◆ **Dataset rows**
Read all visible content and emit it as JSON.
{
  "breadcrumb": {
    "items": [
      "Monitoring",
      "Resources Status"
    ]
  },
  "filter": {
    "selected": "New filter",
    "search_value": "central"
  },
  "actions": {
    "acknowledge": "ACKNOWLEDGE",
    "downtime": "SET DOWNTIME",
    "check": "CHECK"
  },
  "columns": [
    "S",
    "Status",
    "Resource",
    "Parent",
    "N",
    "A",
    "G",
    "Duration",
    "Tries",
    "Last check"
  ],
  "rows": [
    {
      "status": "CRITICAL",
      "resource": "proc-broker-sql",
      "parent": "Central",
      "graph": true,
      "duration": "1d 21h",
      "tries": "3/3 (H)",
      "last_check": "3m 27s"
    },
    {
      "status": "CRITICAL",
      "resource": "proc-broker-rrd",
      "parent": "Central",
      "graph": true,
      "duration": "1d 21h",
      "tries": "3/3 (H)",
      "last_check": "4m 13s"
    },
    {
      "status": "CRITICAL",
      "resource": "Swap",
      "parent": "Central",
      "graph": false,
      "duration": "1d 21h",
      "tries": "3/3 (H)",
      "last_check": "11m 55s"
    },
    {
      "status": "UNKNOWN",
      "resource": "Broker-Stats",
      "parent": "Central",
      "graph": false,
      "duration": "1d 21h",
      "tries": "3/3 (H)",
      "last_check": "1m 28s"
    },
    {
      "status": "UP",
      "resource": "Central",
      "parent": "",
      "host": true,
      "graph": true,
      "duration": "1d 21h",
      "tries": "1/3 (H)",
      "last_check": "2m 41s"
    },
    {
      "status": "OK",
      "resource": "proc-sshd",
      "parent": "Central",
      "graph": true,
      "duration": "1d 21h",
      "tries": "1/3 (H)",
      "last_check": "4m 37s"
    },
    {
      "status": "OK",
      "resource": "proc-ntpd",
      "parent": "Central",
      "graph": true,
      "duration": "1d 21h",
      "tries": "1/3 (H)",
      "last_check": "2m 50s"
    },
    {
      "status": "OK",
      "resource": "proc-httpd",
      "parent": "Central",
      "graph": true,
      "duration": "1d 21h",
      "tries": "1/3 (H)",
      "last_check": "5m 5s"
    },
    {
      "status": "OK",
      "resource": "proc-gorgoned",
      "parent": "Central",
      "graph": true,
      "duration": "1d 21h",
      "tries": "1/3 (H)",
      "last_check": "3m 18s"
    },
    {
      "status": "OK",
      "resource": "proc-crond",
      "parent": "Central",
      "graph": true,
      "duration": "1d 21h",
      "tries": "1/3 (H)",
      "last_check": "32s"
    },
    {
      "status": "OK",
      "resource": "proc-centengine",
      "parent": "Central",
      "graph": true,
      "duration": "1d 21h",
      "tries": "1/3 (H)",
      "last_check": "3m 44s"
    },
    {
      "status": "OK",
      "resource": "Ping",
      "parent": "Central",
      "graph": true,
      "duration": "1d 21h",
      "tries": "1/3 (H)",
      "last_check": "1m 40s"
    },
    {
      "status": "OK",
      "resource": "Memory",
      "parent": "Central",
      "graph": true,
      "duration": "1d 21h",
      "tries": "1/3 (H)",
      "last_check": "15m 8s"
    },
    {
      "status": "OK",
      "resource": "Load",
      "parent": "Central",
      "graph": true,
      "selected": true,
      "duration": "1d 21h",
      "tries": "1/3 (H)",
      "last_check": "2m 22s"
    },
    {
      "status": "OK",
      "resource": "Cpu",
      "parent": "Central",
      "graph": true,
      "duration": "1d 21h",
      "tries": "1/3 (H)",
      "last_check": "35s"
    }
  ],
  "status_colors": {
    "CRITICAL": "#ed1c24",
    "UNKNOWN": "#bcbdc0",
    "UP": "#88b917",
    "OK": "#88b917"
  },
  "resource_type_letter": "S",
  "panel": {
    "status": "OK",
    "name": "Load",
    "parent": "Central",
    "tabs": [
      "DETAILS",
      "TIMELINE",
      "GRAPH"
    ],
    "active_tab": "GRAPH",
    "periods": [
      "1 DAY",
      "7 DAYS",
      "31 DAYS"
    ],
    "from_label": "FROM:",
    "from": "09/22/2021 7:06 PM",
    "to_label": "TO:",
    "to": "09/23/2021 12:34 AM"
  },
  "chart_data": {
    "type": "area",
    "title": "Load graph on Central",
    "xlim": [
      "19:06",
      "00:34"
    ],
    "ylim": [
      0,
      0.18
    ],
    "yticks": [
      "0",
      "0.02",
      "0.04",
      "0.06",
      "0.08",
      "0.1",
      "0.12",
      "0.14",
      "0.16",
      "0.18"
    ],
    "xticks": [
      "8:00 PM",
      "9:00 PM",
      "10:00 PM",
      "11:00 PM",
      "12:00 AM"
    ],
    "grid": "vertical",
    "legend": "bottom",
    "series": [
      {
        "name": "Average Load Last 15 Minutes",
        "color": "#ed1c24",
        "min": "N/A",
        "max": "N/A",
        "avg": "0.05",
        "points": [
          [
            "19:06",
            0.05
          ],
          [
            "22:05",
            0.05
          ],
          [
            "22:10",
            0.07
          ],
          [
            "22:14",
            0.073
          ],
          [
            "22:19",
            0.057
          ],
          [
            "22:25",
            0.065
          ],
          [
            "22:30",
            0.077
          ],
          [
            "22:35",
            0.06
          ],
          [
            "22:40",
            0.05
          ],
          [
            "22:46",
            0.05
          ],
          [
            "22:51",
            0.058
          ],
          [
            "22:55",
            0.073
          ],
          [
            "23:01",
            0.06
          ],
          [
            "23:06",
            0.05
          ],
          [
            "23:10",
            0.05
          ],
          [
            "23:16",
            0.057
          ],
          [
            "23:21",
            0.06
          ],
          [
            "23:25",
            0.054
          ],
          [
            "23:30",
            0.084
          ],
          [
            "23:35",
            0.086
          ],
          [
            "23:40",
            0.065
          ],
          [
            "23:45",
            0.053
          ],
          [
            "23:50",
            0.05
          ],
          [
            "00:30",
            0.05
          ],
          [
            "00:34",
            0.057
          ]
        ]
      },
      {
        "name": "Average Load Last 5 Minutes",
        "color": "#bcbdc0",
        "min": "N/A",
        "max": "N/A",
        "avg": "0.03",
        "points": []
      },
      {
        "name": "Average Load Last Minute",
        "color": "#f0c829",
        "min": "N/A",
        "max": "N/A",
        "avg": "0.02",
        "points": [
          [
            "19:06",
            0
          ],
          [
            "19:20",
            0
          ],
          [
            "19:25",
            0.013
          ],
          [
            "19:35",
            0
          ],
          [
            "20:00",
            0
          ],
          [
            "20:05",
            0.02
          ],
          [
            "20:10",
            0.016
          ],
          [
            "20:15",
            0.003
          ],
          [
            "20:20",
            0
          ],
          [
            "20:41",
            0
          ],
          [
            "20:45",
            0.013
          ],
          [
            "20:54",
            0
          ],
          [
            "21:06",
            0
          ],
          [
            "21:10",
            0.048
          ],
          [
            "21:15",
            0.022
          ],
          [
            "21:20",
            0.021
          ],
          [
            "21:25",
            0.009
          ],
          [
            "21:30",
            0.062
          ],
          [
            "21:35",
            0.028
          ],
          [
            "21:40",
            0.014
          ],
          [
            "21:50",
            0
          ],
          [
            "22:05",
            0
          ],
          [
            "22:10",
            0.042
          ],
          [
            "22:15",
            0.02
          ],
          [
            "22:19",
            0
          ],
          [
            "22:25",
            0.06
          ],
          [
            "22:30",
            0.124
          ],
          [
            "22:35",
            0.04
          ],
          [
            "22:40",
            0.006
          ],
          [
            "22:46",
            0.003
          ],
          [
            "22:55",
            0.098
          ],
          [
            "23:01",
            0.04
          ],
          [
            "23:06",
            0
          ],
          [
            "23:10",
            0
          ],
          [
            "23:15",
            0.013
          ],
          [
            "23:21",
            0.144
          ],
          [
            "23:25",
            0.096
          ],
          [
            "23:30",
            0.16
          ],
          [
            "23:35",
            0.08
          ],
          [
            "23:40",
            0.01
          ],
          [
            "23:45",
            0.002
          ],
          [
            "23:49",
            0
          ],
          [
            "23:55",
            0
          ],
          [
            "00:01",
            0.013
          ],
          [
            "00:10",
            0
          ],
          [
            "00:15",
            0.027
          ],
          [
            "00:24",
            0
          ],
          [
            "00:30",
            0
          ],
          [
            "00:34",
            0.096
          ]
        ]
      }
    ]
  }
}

◆ **Task description**
Give only the count of lines in the data that include the string "name".

◆ **Completed task**
4